* begin Input material *

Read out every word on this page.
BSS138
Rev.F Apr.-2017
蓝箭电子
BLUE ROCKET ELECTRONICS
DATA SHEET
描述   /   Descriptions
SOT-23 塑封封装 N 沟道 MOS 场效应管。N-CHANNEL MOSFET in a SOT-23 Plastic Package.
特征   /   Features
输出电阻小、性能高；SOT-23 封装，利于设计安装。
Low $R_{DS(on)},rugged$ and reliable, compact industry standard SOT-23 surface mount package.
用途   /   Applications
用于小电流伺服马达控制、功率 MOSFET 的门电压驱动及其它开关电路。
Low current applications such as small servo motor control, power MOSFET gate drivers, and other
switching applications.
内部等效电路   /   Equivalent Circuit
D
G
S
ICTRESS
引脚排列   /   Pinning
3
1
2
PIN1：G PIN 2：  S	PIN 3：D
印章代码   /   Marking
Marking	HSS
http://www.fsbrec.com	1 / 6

* end Input material *

→ **Description of the task**
Print every record exactly as it was given.

→ **Written answer**
Read out every word on this page.
BSS138
Rev.F Apr.-2017
蓝箭电子
BLUE ROCKET ELECTRONICS
DATA SHEET
描述   /   Descriptions
SOT-23 塑封封装 N 沟道 MOS 场效应管。N-CHANNEL MOSFET in a SOT-23 Plastic Package.
特征   /   Features
输出电阻小、性能高；SOT-23 封装，利于设计安装。
Low $R_{DS(on)},rugged$ and reliable, compact industry standard SOT-23 surface mount package.
用途   /   Applications
用于小电流伺服马达控制、功率 MOSFET 的门电压驱动及其它开关电路。
Low current applications such as small servo motor control, power MOSFET gate drivers, and other
switching applications.
内部等效电路   /   Equivalent Circuit
D
G
S
ICTRESS
引脚排列   /   Pinning
3
1
2
PIN1：G PIN 2：  S	PIN 3：D
印章代码   /   Marking
Marking	HSS
http://www.fsbrec.com	1 / 6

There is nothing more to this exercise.